EXERCISE AIM: Copy every line from the data below in which the string "électrique" can be found.

RECORDS TO USE:
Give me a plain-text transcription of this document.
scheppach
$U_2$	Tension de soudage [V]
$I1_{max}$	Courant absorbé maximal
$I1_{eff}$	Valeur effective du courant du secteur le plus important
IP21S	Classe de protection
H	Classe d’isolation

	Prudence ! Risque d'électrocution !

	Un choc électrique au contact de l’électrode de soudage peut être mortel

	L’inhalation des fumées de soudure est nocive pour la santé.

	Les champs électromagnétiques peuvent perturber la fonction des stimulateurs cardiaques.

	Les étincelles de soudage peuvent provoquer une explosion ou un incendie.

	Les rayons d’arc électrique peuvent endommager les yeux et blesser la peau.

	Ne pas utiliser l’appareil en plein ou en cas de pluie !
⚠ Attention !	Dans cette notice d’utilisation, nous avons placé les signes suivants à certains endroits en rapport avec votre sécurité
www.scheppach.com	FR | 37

FINISHED TASK:
	Un choc électrique au contact de l’électrode de soudage peut être mortel
	Les rayons d’arc électrique peuvent endommager les yeux et blesser la peau.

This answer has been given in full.